* **EXERCISE INSTRUCTIONS**
Return the whole listing, line for line, without the pictures in it.

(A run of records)
- - - - -

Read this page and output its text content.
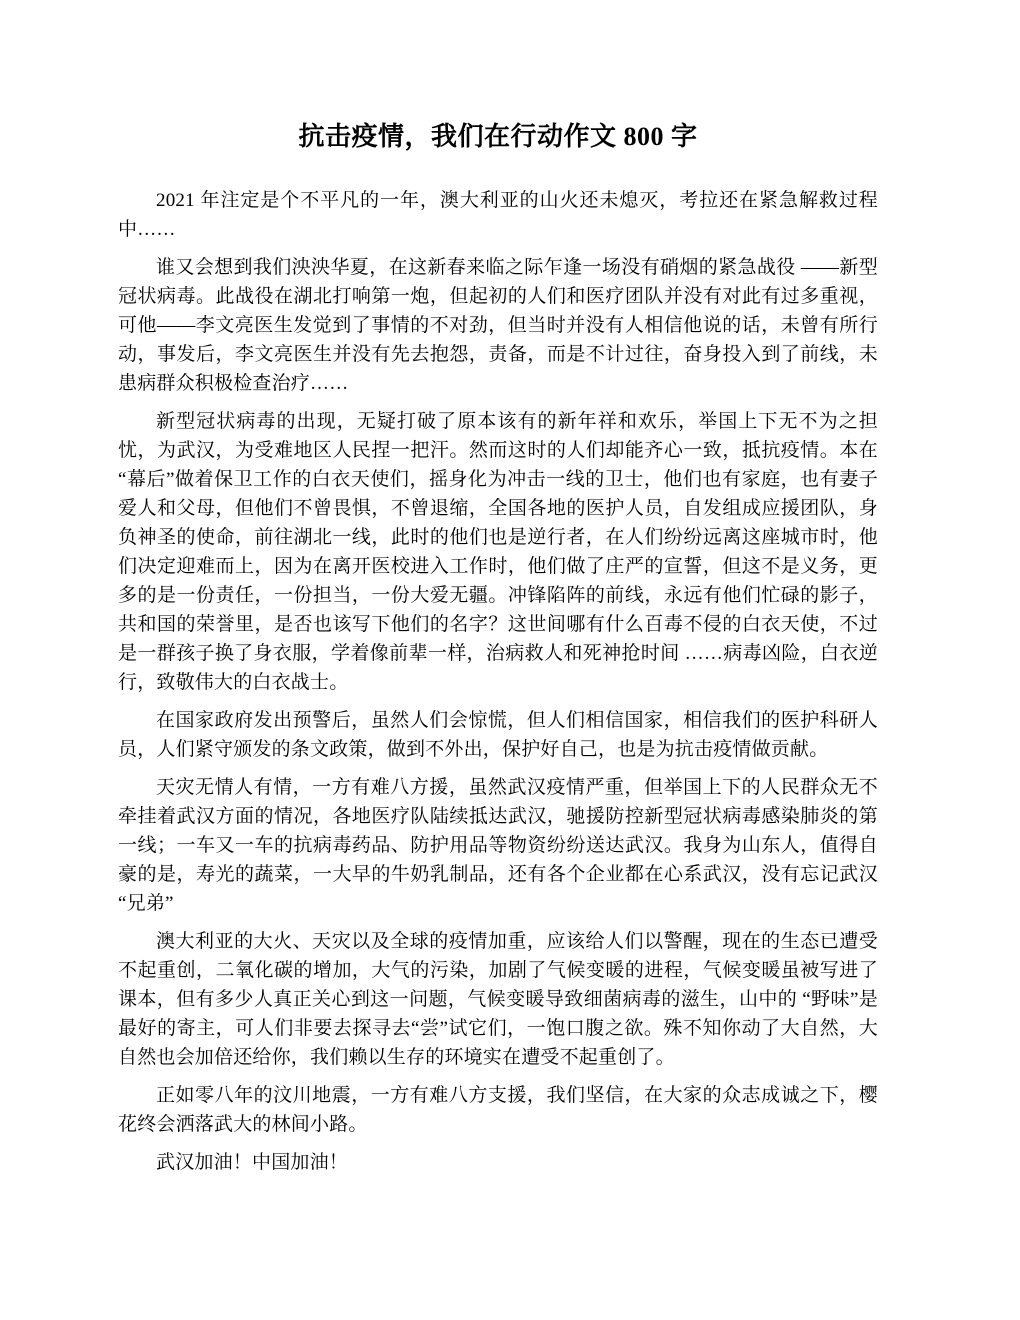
抗击疫情，我们在行动作文 800 字

2021 年注定是个不平凡的一年，澳大利亚的山火还未熄灭，考拉还在紧急解救过程中……

谁又会想到我们泱泱华夏，在这新春来临之际乍逢一场没有硝烟的紧急战役 ——新型冠状病毒。此战役在湖北打响第一炮，但起初的人们和医疗团队并没有对此有过多重视，可他——李文亮医生发觉到了事情的不对劲，但当时并没有人相信他说的话，未曾有所行动，事发后，李文亮医生并没有先去抱怨，责备，而是不计过往，奋身投入到了前线，未患病群众积极检查治疗……

新型冠状病毒的出现，无疑打破了原本该有的新年祥和欢乐，举国上下无不为之担忧，为武汉，为受难地区人民捏一把汗。然而这时的人们却能齐心一致，抵抗疫情。本在 “幕后”做着保卫工作的白衣天使们，摇身化为冲击一线的卫士，他们也有家庭，也有妻子爱人和父母，但他们不曾畏惧，不曾退缩，全国各地的医护人员，自发组成应援团队，身负神圣的使命，前往湖北一线，此时的他们也是逆行者，在人们纷纷远离这座城市时，他们决定迎难而上，因为在离开医校进入工作时，他们做了庄严的宣誓，但这不是义务，更多的是一份责任，一份担当，一份大爱无疆。冲锋陷阵的前线，永远有他们忙碌的影子，共和国的荣誉里，是否也该写下他们的名字？这世间哪有什么百毒不侵的白衣天使，不过是一群孩子换了身衣服，学着像前辈一样，治病救人和死神抢时间 ……病毒凶险，白衣逆行，致敬伟大的白衣战士。

在国家政府发出预警后，虽然人们会惊慌，但人们相信国家，相信我们的医护科研人员，人们紧守颁发的条文政策，做到不外出，保护好自己，也是为抗击疫情做贡献。

天灾无情人有情，一方有难八方援，虽然武汉疫情严重，但举国上下的人民群众无不牵挂着武汉方面的情况，各地医疗队陆续抵达武汉，驰援防控新型冠状病毒感染肺炎的第一线；一车又一车的抗病毒药品、防护用品等物资纷纷送达武汉。我身为山东人，值得自豪的是，寿光的蔬菜，一大早的牛奶乳制品，还有各个企业都在心系武汉，没有忘记武汉“兄弟”

澳大利亚的大火、天灾以及全球的疫情加重，应该给人们以警醒，现在的生态已遭受不起重创，二氧化碳的增加，大气的污染，加剧了气候变暖的进程，气候变暖虽被写进了课本，但有多少人真正关心到这一问题，气候变暖导致细菌病毒的滋生，山中的 “野味”是最好的寄主，可人们非要去探寻去“尝”试它们，一饱口腹之欲。殊不知你动了大自然，大自然也会加倍还给你，我们赖以生存的环境实在遭受不起重创了。

正如零八年的汶川地震，一方有难八方支援，我们坚信，在大家的众志成诚之下，樱花终会洒落武大的林间小路。

武汉加油！中国加油！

- - - - -

* **ANSWER TO THE TASK**
Read this page and output its text content.
抗击疫情，我们在行动作文 800 字

2021 年注定是个不平凡的一年，澳大利亚的山火还未熄灭，考拉还在紧急解救过程中……

谁又会想到我们泱泱华夏，在这新春来临之际乍逢一场没有硝烟的紧急战役 ——新型冠状病毒。此战役在湖北打响第一炮，但起初的人们和医疗团队并没有对此有过多重视，可他——李文亮医生发觉到了事情的不对劲，但当时并没有人相信他说的话，未曾有所行动，事发后，李文亮医生并没有先去抱怨，责备，而是不计过往，奋身投入到了前线，未患病群众积极检查治疗……

新型冠状病毒的出现，无疑打破了原本该有的新年祥和欢乐，举国上下无不为之担忧，为武汉，为受难地区人民捏一把汗。然而这时的人们却能齐心一致，抵抗疫情。本在 “幕后”做着保卫工作的白衣天使们，摇身化为冲击一线的卫士，他们也有家庭，也有妻子爱人和父母，但他们不曾畏惧，不曾退缩，全国各地的医护人员，自发组成应援团队，身负神圣的使命，前往湖北一线，此时的他们也是逆行者，在人们纷纷远离这座城市时，他们决定迎难而上，因为在离开医校进入工作时，他们做了庄严的宣誓，但这不是义务，更多的是一份责任，一份担当，一份大爱无疆。冲锋陷阵的前线，永远有他们忙碌的影子，共和国的荣誉里，是否也该写下他们的名字？这世间哪有什么百毒不侵的白衣天使，不过是一群孩子换了身衣服，学着像前辈一样，治病救人和死神抢时间 ……病毒凶险，白衣逆行，致敬伟大的白衣战士。

在国家政府发出预警后，虽然人们会惊慌，但人们相信国家，相信我们的医护科研人员，人们紧守颁发的条文政策，做到不外出，保护好自己，也是为抗击疫情做贡献。

天灾无情人有情，一方有难八方援，虽然武汉疫情严重，但举国上下的人民群众无不牵挂着武汉方面的情况，各地医疗队陆续抵达武汉，驰援防控新型冠状病毒感染肺炎的第一线；一车又一车的抗病毒药品、防护用品等物资纷纷送达武汉。我身为山东人，值得自豪的是，寿光的蔬菜，一大早的牛奶乳制品，还有各个企业都在心系武汉，没有忘记武汉“兄弟”

澳大利亚的大火、天灾以及全球的疫情加重，应该给人们以警醒，现在的生态已遭受不起重创，二氧化碳的增加，大气的污染，加剧了气候变暖的进程，气候变暖虽被写进了课本，但有多少人真正关心到这一问题，气候变暖导致细菌病毒的滋生，山中的 “野味”是最好的寄主，可人们非要去探寻去“尝”试它们，一饱口腹之欲。殊不知你动了大自然，大自然也会加倍还给你，我们赖以生存的环境实在遭受不起重创了。

正如零八年的汶川地震，一方有难八方支援，我们坚信，在大家的众志成诚之下，樱花终会洒落武大的林间小路。

武汉加油！中国加油！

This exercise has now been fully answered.